▶ _SET TASK_: Check each line of the material below, and copy it if it holds the string "FAMILY".

[Stored data entries]
----------

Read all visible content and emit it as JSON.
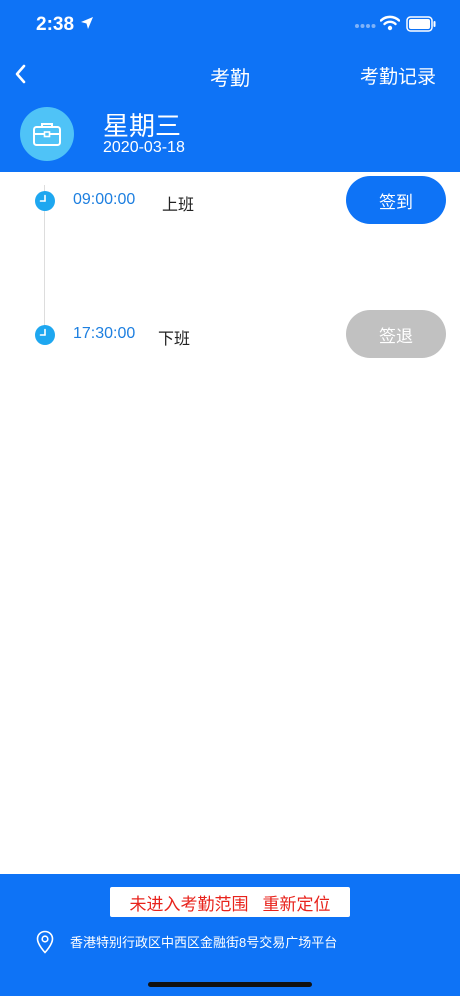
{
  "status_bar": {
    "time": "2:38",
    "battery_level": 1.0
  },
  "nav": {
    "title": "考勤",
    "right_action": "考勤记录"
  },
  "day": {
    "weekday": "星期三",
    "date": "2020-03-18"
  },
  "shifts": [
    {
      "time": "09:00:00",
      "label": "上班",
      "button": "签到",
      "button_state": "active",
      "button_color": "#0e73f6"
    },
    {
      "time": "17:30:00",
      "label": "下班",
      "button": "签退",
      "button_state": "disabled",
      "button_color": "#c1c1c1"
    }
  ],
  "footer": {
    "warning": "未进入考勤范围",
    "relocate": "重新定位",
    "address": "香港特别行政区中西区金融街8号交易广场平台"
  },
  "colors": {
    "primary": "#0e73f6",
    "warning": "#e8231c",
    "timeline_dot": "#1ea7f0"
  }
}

----------

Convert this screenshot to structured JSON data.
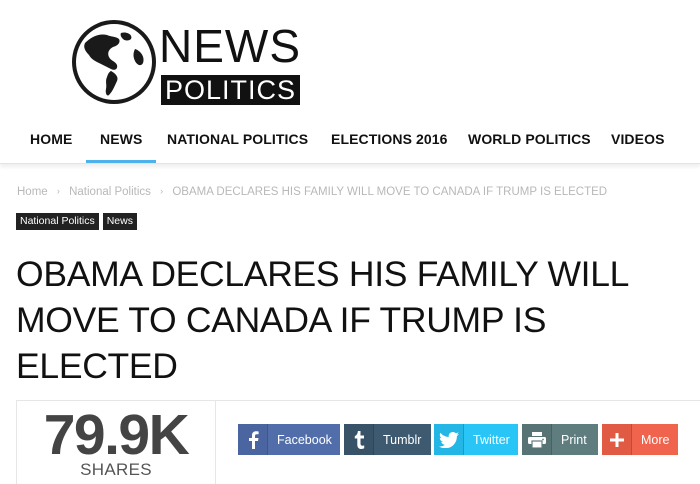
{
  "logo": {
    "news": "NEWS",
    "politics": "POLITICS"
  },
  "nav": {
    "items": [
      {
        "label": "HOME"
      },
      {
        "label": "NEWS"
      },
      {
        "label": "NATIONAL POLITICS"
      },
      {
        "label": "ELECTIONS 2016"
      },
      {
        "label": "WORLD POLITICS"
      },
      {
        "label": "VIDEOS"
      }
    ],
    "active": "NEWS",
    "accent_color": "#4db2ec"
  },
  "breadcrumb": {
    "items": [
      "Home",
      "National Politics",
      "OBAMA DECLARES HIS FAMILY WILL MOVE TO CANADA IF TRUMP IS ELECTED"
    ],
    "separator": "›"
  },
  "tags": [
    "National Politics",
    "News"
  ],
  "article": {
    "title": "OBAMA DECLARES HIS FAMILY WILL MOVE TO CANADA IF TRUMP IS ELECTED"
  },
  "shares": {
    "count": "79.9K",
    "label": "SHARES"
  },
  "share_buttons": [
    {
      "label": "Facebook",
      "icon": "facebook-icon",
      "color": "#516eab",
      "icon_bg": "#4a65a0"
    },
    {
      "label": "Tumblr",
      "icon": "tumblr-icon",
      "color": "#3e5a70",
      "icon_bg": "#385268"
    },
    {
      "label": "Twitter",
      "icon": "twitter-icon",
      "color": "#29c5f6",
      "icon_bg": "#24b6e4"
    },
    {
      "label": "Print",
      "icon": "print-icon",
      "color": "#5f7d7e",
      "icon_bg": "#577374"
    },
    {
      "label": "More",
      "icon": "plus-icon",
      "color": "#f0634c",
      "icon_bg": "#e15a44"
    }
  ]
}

----------

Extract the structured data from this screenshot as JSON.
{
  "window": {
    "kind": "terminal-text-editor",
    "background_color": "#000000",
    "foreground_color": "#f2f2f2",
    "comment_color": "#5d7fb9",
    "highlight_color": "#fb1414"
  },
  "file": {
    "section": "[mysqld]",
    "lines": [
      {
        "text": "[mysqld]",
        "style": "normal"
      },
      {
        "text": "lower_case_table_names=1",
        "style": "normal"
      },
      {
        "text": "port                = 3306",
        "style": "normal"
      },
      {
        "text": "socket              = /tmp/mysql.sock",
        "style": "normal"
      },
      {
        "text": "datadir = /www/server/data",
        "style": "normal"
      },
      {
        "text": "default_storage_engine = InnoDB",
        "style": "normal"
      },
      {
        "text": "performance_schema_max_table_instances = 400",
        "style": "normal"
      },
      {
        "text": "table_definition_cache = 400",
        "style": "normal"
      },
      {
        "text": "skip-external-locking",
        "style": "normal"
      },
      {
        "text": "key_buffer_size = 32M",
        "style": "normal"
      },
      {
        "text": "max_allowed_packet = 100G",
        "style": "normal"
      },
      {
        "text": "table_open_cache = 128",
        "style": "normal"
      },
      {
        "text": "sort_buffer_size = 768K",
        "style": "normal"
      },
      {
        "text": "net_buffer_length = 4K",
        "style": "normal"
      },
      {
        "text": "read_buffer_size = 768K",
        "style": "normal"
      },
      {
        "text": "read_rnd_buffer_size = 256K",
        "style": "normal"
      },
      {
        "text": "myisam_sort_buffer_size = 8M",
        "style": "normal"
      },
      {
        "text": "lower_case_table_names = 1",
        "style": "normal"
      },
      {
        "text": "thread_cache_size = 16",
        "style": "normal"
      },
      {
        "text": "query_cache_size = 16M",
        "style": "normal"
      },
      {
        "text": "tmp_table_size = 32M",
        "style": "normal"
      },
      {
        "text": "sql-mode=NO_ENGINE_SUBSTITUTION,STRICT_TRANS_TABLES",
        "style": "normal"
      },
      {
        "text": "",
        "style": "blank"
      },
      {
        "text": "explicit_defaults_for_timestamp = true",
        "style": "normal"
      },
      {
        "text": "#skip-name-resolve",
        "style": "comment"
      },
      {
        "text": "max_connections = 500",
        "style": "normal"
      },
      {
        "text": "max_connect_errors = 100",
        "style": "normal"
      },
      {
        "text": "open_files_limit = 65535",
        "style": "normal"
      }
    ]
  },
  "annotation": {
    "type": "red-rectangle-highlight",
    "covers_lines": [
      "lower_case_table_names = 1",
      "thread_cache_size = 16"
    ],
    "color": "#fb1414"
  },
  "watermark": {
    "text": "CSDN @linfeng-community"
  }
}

----------

▶ _RESPONSE_:
      "OBAMA DECLARES HIS FAMILY WILL MOVE TO CANADA IF TRUMP IS ELECTED"
    "title": "OBAMA DECLARES HIS FAMILY WILL MOVE TO CANADA IF TRUMP IS ELECTED"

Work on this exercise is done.